[Data section]

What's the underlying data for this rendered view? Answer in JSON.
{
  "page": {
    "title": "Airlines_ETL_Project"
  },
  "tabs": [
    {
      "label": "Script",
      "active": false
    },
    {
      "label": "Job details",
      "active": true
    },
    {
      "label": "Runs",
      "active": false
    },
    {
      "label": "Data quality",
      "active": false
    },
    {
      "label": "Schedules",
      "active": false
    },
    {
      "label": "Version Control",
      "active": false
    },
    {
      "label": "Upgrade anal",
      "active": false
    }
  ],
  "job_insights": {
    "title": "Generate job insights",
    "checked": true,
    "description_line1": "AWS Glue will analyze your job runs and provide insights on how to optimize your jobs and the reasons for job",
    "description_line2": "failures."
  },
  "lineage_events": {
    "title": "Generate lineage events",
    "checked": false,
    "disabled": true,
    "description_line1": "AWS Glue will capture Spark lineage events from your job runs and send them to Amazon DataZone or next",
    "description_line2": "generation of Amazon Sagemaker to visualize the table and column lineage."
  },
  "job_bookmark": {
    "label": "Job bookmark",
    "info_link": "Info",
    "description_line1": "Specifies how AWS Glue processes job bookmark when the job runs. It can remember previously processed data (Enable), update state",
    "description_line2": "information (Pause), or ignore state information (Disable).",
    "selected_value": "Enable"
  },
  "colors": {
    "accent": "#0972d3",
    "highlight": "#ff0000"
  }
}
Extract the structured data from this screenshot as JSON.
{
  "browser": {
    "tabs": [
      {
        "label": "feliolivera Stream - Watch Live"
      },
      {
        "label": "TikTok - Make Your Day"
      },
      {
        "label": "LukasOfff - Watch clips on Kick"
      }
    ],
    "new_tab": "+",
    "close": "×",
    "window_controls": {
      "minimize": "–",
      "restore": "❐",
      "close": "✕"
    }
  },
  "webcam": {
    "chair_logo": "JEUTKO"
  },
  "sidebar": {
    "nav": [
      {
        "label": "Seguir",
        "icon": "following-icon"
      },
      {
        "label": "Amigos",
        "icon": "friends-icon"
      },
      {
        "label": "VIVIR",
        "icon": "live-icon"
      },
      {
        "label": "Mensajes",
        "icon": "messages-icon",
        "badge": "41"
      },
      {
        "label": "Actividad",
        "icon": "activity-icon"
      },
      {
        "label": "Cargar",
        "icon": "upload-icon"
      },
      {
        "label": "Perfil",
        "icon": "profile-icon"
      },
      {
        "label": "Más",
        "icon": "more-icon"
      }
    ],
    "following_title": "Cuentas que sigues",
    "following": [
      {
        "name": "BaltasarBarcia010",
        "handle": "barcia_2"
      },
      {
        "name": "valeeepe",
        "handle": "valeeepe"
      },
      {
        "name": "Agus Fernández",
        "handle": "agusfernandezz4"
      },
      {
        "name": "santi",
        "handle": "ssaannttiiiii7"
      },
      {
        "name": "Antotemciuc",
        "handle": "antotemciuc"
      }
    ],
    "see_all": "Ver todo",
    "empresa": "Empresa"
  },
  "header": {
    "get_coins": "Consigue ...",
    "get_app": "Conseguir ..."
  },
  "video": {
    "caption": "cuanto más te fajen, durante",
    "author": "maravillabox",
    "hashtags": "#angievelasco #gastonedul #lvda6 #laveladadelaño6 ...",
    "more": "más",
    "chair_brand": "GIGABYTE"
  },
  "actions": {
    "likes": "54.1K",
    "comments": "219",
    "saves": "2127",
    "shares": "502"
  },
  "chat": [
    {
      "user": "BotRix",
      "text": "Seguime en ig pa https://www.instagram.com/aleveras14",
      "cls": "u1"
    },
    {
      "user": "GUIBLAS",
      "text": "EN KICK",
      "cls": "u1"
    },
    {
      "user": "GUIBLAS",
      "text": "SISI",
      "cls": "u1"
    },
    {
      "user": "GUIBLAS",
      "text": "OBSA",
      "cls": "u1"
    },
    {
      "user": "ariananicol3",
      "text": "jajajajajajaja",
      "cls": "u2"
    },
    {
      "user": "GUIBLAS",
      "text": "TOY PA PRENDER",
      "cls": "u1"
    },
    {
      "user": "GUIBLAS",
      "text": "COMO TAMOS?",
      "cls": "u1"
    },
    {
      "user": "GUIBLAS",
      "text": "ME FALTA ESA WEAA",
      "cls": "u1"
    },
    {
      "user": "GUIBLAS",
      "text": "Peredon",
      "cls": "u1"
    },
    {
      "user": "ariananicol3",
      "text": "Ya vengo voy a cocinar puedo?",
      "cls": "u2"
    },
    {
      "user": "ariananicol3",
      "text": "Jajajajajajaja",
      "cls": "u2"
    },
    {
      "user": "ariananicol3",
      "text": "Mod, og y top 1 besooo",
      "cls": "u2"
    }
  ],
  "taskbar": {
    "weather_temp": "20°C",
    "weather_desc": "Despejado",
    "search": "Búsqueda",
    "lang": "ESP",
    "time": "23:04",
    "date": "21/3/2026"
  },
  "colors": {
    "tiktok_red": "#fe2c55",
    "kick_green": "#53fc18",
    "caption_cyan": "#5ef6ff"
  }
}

[To do] Print every line of the records exactly. Omit nothing.

[Full response]
What's the underlying data for this rendered view? Answer in JSON.
{
  "page": {
    "title": "Airlines_ETL_Project"
  },
  "tabs": [
    {
      "label": "Script",
      "active": false
    },
    {
      "label": "Job details",
      "active": true
    },
    {
      "label": "Runs",
      "active": false
    },
    {
      "label": "Data quality",
      "active": false
    },
    {
      "label": "Schedules",
      "active": false
    },
    {
      "label": "Version Control",
      "active": false
    },
    {
      "label": "Upgrade anal",
      "active": false
    }
  ],
  "job_insights": {
    "title": "Generate job insights",
    "checked": true,
    "description_line1": "AWS Glue will analyze your job runs and provide insights on how to optimize your jobs and the reasons for job",
    "description_line2": "failures."
  },
  "lineage_events": {
    "title": "Generate lineage events",
    "checked": false,
    "disabled": true,
    "description_line1": "AWS Glue will capture Spark lineage events from your job runs and send them to Amazon DataZone or next",
    "description_line2": "generation of Amazon Sagemaker to visualize the table and column lineage."
  },
  "job_bookmark": {
    "label": "Job bookmark",
    "info_link": "Info",
    "description_line1": "Specifies how AWS Glue processes job bookmark when the job runs. It can remember previously processed data (Enable), update state",
    "description_line2": "information (Pause), or ignore state information (Disable).",
    "selected_value": "Enable"
  },
  "colors": {
    "accent": "#0972d3",
    "highlight": "#ff0000"
  }
}
Extract the structured data from this screenshot as JSON.
{
  "browser": {
    "tabs": [
      {
        "label": "feliolivera Stream - Watch Live"
      },
      {
        "label": "TikTok - Make Your Day"
      },
      {
        "label": "LukasOfff - Watch clips on Kick"
      }
    ],
    "new_tab": "+",
    "close": "×",
    "window_controls": {
      "minimize": "–",
      "restore": "❐",
      "close": "✕"
    }
  },
  "webcam": {
    "chair_logo": "JEUTKO"
  },
  "sidebar": {
    "nav": [
      {
        "label": "Seguir",
        "icon": "following-icon"
      },
      {
        "label": "Amigos",
        "icon": "friends-icon"
      },
      {
        "label": "VIVIR",
        "icon": "live-icon"
      },
      {
        "label": "Mensajes",
        "icon": "messages-icon",
        "badge": "41"
      },
      {
        "label": "Actividad",
        "icon": "activity-icon"
      },
      {
        "label": "Cargar",
        "icon": "upload-icon"
      },
      {
        "label": "Perfil",
        "icon": "profile-icon"
      },
      {
        "label": "Más",
        "icon": "more-icon"
      }
    ],
    "following_title": "Cuentas que sigues",
    "following": [
      {
        "name": "BaltasarBarcia010",
        "handle": "barcia_2"
      },
      {
        "name": "valeeepe",
        "handle": "valeeepe"
      },
      {
        "name": "Agus Fernández",
        "handle": "agusfernandezz4"
      },
      {
        "name": "santi",
        "handle": "ssaannttiiiii7"
      },
      {
        "name": "Antotemciuc",
        "handle": "antotemciuc"
      }
    ],
    "see_all": "Ver todo",
    "empresa": "Empresa"
  },
  "header": {
    "get_coins": "Consigue ...",
    "get_app": "Conseguir ..."
  },
  "video": {
    "caption": "cuanto más te fajen, durante",
    "author": "maravillabox",
    "hashtags": "#angievelasco #gastonedul #lvda6 #laveladadelaño6 ...",
    "more": "más",
    "chair_brand": "GIGABYTE"
  },
  "actions": {
    "likes": "54.1K",
    "comments": "219",
    "saves": "2127",
    "shares": "502"
  },
  "chat": [
    {
      "user": "BotRix",
      "text": "Seguime en ig pa https://www.instagram.com/aleveras14",
      "cls": "u1"
    },
    {
      "user": "GUIBLAS",
      "text": "EN KICK",
      "cls": "u1"
    },
    {
      "user": "GUIBLAS",
      "text": "SISI",
      "cls": "u1"
    },
    {
      "user": "GUIBLAS",
      "text": "OBSA",
      "cls": "u1"
    },
    {
      "user": "ariananicol3",
      "text": "jajajajajajaja",
      "cls": "u2"
    },
    {
      "user": "GUIBLAS",
      "text": "TOY PA PRENDER",
      "cls": "u1"
    },
    {
      "user": "GUIBLAS",
      "text": "COMO TAMOS?",
      "cls": "u1"
    },
    {
      "user": "GUIBLAS",
      "text": "ME FALTA ESA WEAA",
      "cls": "u1"
    },
    {
      "user": "GUIBLAS",
      "text": "Peredon",
      "cls": "u1"
    },
    {
      "user": "ariananicol3",
      "text": "Ya vengo voy a cocinar puedo?",
      "cls": "u2"
    },
    {
      "user": "ariananicol3",
      "text": "Jajajajajajaja",
      "cls": "u2"
    },
    {
      "user": "ariananicol3",
      "text": "Mod, og y top 1 besooo",
      "cls": "u2"
    }
  ],
  "taskbar": {
    "weather_temp": "20°C",
    "weather_desc": "Despejado",
    "search": "Búsqueda",
    "lang": "ESP",
    "time": "23:04",
    "date": "21/3/2026"
  },
  "colors": {
    "tiktok_red": "#fe2c55",
    "kick_green": "#53fc18",
    "caption_cyan": "#5ef6ff"
  }
}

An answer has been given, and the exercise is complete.